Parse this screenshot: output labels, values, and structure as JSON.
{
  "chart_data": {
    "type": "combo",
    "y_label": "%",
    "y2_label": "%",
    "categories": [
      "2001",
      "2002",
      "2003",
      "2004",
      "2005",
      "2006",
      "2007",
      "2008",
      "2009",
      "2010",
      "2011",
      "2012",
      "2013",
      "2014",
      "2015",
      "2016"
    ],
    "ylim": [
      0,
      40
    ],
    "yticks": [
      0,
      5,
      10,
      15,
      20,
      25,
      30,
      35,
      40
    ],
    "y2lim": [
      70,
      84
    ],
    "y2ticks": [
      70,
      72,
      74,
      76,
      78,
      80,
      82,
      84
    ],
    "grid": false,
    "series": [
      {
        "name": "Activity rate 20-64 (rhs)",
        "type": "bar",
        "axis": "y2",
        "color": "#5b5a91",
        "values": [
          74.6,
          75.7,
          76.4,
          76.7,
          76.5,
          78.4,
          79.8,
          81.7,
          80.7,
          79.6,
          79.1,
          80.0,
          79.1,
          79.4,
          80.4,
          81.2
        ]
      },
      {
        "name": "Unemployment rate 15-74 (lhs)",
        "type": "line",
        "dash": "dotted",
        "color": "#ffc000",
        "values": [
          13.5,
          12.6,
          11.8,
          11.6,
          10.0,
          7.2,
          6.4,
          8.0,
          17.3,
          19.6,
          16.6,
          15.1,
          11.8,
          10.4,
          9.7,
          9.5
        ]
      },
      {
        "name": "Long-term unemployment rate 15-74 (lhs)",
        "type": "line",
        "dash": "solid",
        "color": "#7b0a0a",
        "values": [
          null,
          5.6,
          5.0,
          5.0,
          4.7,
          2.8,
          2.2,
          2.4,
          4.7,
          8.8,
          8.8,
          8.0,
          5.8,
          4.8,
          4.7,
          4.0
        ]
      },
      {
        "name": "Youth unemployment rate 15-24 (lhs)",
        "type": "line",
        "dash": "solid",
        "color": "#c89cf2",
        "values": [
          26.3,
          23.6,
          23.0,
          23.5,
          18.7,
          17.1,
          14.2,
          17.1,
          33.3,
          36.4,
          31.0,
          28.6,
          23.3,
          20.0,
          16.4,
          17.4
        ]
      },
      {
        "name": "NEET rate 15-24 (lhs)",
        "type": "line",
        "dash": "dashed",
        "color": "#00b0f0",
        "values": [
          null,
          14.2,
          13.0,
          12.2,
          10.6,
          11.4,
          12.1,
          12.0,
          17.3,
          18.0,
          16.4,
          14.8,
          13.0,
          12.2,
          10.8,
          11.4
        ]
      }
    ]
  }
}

**PROBLEM REQUIREMENTS**
Write out every line of the entries that holds the word "dash".

**ANSWER TO THIS EXERCISE**
        "dash": "dotted",
        "dash": "solid",
        "dash": "solid",
        "dash": "dashed",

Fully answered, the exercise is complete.